■ What to do
Copy the part of the Calvus thread that runs between "# Calvus Question: Congo" and "Female Congo Calvus.", inclusive.

■ Selected excerpt
──────
# Calvus Question: Congo vs Zaire



## rhonindk (Sep 6, 2013)

Quick question - I have WC Male Zaire Calvus full grown and just picked up a WC Female Congo Calvus.

What is the difference between them? I am finding conflicting information and to make it even better Congo and Zaire are two names for the same country depending on when.

Giving some thought to getting the two WC's together and looking for more definitive info before I do.

Thx


----------



## rhonindk (Sep 6, 2013)

Followup
Been doing lots of digging. Zaire was known as Zaire from 67-95. It was the Republic of Congo before and the Democratic Republic of Congo after. I highly suspect (based on lack of and conflicting info) that it is more of a seller / marketing naming than an actual difference.

I have my breeding tank setup and done. Pending some additional conflicting info, I'll look at seeing to getting some F1's out of thee WC's.

Pics to come.
──────
(Extracted data entries)
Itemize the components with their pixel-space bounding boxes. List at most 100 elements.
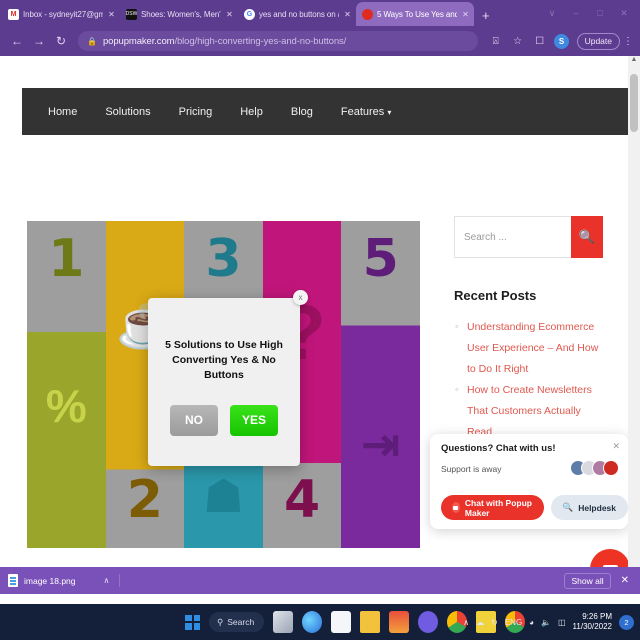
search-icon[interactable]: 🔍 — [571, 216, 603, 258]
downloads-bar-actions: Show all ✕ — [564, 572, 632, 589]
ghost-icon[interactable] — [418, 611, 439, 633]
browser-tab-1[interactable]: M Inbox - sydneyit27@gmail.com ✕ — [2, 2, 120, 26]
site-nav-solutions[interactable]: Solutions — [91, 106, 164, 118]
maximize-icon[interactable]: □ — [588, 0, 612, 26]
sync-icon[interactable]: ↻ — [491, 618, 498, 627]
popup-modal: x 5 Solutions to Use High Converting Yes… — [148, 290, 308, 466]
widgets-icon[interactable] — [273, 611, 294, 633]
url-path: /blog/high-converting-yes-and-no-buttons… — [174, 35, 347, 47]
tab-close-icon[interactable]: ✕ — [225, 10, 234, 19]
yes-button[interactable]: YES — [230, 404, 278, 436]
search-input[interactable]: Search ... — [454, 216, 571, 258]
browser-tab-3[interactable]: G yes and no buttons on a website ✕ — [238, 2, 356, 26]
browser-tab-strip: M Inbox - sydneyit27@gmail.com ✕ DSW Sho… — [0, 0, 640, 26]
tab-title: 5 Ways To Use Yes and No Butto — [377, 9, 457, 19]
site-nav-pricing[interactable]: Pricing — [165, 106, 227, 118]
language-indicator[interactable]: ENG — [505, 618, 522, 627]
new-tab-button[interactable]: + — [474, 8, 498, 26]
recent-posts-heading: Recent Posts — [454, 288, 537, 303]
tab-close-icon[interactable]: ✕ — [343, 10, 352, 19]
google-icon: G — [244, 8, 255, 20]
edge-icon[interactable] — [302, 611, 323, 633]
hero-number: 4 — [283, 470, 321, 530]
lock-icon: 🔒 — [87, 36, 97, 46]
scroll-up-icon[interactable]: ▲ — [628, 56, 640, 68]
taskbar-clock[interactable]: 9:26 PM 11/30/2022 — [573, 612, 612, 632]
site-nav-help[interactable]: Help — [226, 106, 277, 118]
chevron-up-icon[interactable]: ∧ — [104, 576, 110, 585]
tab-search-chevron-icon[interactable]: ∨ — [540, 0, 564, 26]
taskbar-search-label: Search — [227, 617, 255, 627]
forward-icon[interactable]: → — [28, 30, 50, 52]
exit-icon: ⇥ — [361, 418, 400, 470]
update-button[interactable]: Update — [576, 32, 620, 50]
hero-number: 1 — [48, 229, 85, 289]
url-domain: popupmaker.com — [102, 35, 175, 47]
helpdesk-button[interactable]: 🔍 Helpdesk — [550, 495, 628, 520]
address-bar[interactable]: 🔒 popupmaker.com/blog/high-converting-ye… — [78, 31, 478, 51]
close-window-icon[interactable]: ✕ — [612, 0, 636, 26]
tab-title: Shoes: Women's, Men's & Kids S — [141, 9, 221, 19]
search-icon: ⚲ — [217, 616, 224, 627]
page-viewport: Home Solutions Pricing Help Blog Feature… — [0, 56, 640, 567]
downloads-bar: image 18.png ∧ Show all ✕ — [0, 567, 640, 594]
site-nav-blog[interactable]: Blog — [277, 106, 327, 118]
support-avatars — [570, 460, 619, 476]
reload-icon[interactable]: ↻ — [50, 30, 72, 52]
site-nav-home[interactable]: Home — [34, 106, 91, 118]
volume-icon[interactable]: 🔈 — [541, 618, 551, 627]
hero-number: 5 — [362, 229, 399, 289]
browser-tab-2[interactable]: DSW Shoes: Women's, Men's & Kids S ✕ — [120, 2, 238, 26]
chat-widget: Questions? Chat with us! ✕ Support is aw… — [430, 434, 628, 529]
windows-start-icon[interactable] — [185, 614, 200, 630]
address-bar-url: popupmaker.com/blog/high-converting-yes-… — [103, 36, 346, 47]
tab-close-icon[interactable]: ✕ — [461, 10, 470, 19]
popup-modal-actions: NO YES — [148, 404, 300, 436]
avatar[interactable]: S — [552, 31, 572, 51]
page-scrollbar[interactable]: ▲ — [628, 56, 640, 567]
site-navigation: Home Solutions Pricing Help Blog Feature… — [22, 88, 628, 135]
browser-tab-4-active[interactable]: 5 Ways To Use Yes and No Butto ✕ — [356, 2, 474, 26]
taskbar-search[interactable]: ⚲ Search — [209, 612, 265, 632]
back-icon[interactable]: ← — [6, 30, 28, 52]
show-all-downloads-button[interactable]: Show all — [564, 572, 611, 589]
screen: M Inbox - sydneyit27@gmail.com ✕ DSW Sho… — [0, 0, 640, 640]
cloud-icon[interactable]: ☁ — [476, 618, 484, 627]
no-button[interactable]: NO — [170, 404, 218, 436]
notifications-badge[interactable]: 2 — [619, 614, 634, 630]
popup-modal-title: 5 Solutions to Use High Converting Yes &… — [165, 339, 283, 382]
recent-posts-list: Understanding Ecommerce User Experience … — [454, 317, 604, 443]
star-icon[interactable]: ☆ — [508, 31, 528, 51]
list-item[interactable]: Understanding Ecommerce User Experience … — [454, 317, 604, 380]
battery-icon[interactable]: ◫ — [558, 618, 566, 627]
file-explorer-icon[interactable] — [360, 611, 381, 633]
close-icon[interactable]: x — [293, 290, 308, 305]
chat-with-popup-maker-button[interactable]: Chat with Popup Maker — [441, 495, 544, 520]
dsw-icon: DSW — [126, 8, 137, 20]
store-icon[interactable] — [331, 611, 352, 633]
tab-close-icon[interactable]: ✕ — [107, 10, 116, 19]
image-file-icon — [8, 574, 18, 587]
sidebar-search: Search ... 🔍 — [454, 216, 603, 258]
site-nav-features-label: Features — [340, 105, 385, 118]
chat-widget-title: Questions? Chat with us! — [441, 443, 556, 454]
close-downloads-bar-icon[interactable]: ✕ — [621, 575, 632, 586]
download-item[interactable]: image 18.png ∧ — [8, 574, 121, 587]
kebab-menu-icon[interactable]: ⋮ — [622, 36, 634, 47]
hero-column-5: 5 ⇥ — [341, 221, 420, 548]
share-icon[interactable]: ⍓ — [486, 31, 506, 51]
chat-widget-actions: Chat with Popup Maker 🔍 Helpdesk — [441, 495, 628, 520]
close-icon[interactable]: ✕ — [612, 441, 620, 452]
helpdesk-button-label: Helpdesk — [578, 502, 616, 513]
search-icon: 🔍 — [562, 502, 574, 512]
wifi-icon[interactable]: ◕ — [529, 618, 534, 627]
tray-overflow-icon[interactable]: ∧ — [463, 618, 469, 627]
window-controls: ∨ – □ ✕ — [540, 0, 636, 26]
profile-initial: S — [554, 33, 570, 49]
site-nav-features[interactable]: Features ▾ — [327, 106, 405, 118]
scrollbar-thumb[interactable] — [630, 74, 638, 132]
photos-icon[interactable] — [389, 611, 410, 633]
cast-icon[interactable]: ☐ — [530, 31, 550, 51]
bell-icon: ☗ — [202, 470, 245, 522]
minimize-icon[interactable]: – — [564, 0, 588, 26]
──────
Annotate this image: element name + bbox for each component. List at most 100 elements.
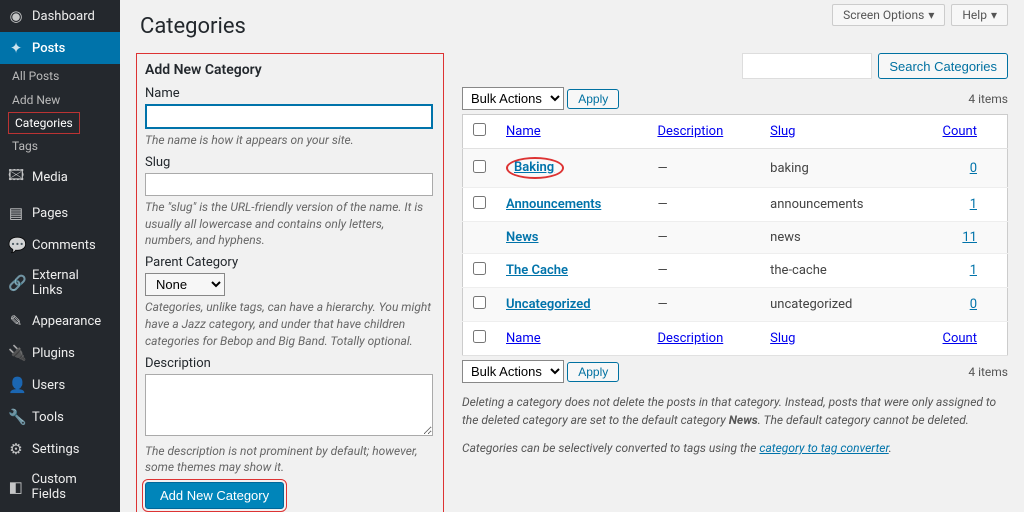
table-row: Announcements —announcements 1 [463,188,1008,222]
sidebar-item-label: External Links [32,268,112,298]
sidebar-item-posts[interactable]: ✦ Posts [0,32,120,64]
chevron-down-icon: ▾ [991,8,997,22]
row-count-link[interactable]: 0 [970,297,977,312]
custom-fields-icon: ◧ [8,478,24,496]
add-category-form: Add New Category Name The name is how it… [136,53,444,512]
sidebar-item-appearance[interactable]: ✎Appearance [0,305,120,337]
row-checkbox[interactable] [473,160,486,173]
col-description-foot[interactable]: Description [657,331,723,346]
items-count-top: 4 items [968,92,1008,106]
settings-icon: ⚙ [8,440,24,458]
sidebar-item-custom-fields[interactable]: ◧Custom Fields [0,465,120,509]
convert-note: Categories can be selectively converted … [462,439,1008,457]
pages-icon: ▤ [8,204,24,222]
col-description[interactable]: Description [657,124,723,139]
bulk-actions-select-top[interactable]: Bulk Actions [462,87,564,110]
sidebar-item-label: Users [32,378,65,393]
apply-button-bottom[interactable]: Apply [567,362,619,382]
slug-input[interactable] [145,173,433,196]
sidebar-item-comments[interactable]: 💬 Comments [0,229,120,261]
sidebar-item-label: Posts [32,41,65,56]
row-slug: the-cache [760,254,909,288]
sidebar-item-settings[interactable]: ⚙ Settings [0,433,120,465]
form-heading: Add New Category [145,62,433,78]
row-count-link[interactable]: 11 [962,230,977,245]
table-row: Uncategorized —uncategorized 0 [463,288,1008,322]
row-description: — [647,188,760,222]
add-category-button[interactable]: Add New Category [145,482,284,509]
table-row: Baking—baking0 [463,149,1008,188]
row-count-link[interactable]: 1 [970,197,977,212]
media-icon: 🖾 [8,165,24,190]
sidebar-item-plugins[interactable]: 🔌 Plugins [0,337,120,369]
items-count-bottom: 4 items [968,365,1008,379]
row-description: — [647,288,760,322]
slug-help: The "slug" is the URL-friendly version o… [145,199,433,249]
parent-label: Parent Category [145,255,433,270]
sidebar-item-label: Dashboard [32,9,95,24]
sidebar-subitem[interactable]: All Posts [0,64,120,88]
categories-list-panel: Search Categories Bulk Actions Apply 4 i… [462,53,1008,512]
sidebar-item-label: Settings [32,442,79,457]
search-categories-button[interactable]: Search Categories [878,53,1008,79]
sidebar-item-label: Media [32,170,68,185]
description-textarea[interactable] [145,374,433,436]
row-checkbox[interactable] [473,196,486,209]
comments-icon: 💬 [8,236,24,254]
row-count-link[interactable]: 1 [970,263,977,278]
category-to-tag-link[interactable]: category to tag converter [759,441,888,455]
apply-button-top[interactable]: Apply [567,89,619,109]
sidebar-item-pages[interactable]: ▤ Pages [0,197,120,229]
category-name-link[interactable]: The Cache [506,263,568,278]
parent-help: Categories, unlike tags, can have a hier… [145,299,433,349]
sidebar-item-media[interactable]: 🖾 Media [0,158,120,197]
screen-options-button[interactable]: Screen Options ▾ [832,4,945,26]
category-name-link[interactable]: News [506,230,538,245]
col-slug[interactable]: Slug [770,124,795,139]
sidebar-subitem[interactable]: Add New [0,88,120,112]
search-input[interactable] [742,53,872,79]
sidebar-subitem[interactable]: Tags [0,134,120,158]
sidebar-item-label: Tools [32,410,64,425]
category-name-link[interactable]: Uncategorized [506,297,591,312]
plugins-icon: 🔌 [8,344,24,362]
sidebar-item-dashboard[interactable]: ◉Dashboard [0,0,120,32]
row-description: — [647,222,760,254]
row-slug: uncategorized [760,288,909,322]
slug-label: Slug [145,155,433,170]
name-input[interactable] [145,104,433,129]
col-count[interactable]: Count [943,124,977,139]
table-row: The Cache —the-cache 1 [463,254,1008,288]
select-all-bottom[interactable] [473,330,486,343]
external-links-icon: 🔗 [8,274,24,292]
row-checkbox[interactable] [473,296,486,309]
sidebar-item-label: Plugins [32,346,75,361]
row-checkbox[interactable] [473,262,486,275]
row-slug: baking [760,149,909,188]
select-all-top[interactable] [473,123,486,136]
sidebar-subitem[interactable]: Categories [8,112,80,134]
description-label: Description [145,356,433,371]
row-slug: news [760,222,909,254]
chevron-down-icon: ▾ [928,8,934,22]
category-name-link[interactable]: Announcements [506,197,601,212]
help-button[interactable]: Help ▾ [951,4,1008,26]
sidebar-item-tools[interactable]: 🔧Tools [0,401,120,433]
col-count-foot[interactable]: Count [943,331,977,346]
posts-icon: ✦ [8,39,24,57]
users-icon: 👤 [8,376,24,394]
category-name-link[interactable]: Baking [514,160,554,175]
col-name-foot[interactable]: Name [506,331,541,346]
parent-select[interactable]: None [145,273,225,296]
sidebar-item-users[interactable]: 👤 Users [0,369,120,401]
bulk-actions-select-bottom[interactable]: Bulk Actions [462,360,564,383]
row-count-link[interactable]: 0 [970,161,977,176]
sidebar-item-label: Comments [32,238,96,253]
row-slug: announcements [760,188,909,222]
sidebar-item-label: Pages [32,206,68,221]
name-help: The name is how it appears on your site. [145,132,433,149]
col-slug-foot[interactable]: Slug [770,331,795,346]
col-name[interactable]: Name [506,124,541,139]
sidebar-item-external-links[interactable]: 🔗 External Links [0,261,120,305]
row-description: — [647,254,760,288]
──────
■ Response
# Calvus Question: Congo vs Zaire



## rhonindk (Sep 6, 2013)

Quick question - I have WC Male Zaire Calvus full grown and just picked up a WC Female Congo Calvus.